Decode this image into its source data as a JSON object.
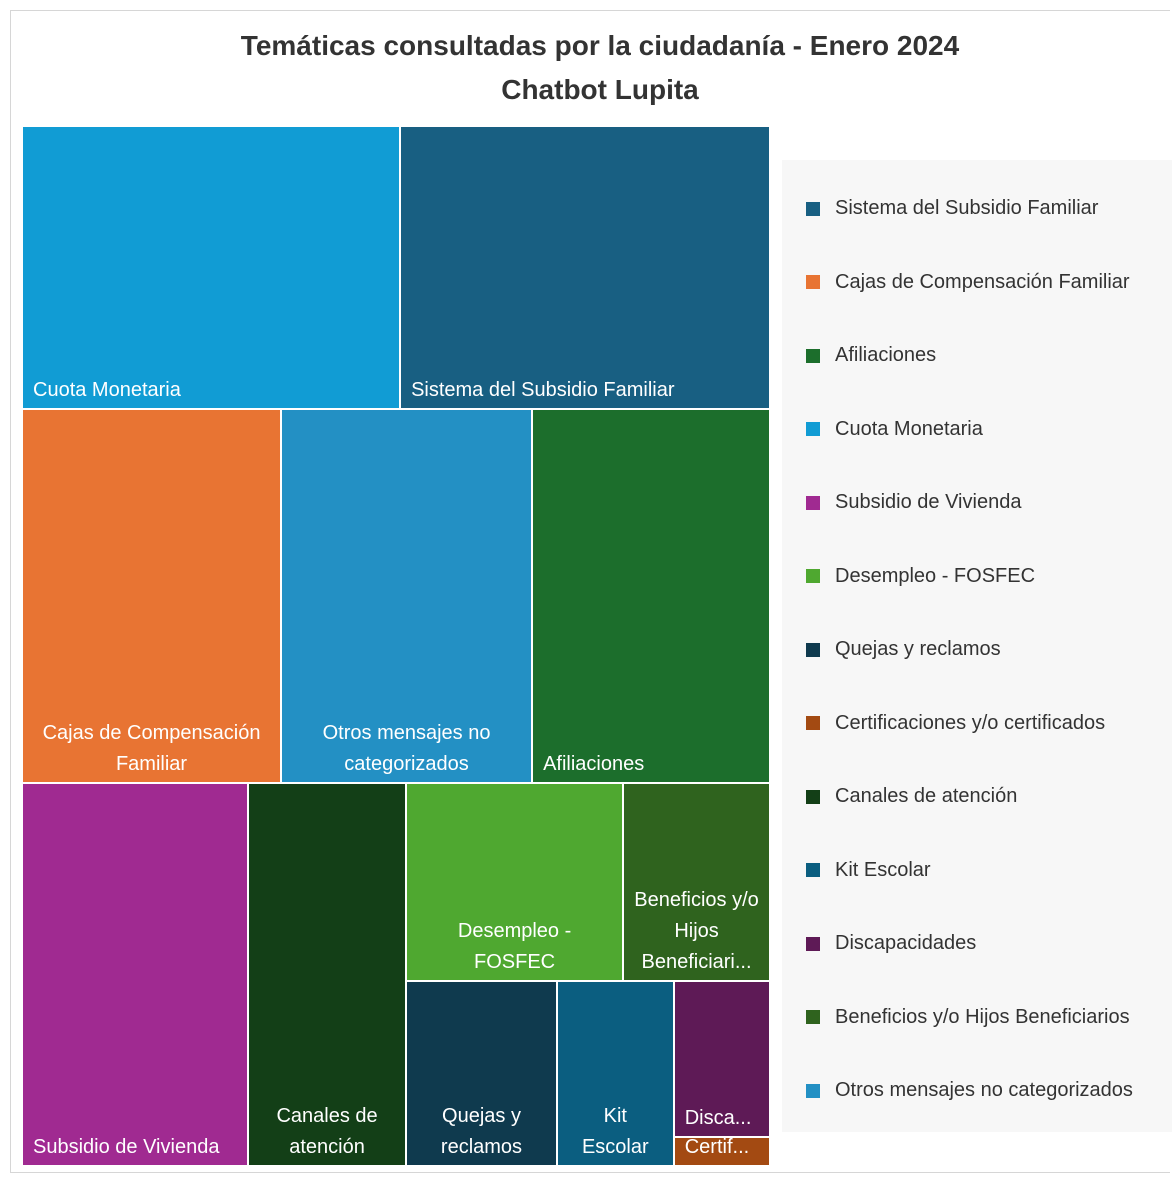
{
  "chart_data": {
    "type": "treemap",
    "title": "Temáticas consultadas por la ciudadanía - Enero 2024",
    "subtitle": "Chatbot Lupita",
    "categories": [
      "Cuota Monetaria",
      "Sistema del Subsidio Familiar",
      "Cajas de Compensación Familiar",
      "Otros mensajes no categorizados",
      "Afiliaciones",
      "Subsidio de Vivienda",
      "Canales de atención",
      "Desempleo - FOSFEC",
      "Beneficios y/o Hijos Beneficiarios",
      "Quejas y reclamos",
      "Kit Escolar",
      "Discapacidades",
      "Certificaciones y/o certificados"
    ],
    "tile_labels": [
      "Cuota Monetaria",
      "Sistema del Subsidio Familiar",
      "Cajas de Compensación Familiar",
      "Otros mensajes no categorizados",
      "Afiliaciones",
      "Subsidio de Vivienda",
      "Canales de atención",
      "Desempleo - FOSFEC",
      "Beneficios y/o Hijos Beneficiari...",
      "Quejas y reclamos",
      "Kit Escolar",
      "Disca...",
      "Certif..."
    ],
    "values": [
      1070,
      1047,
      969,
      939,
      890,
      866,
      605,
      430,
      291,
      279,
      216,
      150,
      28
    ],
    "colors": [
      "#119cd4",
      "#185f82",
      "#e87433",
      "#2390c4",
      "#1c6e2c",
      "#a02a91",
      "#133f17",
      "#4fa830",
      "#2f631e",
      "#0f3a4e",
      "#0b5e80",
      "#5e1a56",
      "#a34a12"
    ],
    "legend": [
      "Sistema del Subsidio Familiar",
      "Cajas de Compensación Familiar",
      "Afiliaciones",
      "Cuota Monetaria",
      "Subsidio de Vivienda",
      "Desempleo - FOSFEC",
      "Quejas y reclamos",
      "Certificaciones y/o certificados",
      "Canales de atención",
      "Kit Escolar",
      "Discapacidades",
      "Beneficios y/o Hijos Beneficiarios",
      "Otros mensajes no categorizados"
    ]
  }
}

...

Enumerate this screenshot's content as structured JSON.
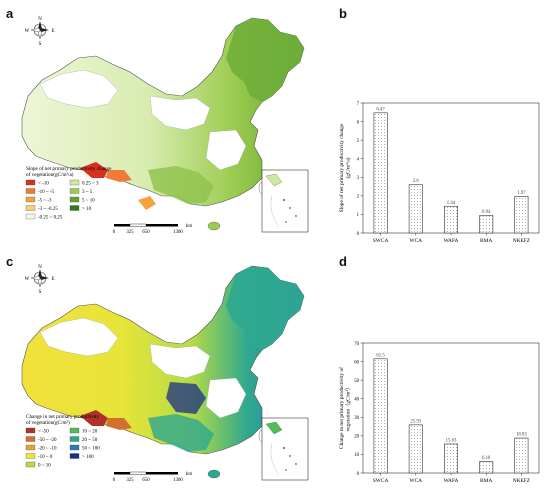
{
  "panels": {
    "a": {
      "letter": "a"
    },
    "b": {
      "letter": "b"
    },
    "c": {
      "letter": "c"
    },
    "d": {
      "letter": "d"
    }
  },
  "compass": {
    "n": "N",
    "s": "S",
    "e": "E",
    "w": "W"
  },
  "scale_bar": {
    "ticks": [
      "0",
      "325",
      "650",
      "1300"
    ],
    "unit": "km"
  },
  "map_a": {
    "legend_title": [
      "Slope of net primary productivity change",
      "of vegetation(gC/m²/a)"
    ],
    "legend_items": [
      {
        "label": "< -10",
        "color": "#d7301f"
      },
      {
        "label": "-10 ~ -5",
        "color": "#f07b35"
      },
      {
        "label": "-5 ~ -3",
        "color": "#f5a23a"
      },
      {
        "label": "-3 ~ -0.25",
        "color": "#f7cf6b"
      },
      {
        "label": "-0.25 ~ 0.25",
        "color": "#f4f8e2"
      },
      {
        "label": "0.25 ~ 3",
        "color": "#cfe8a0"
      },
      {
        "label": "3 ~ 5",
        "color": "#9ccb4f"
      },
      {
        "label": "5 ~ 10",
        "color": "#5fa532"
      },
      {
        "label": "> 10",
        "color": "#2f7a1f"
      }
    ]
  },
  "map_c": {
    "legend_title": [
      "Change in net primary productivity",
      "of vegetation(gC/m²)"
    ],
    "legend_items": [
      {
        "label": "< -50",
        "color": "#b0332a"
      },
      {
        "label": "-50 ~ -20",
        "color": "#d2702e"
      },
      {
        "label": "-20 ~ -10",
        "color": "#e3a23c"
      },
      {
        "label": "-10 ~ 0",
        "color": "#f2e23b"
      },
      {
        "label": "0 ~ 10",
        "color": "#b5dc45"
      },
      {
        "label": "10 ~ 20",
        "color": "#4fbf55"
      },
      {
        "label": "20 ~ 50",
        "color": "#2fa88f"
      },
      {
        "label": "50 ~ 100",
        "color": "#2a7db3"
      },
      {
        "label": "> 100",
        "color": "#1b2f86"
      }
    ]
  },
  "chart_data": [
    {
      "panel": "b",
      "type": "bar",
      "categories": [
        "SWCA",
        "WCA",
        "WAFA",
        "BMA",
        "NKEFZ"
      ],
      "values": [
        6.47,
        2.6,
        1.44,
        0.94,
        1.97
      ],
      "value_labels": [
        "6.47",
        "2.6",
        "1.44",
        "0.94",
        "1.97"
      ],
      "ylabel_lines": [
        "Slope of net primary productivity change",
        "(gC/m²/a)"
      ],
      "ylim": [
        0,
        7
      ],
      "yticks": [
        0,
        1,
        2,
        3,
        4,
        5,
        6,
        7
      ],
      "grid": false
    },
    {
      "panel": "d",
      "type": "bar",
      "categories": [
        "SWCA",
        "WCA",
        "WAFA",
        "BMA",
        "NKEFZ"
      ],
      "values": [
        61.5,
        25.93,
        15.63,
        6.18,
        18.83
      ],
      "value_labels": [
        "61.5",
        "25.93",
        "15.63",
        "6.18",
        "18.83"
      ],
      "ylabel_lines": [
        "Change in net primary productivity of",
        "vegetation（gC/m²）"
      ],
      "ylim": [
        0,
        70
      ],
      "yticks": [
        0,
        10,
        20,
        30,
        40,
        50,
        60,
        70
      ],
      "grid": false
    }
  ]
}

# EXERCISE DETAILS
From the data, list each line in which the string "JSON" appears.

# THE SOLUTION
Decode this image into its source data as a JSON object.
Enumerate this screenshot's content as structured JSON.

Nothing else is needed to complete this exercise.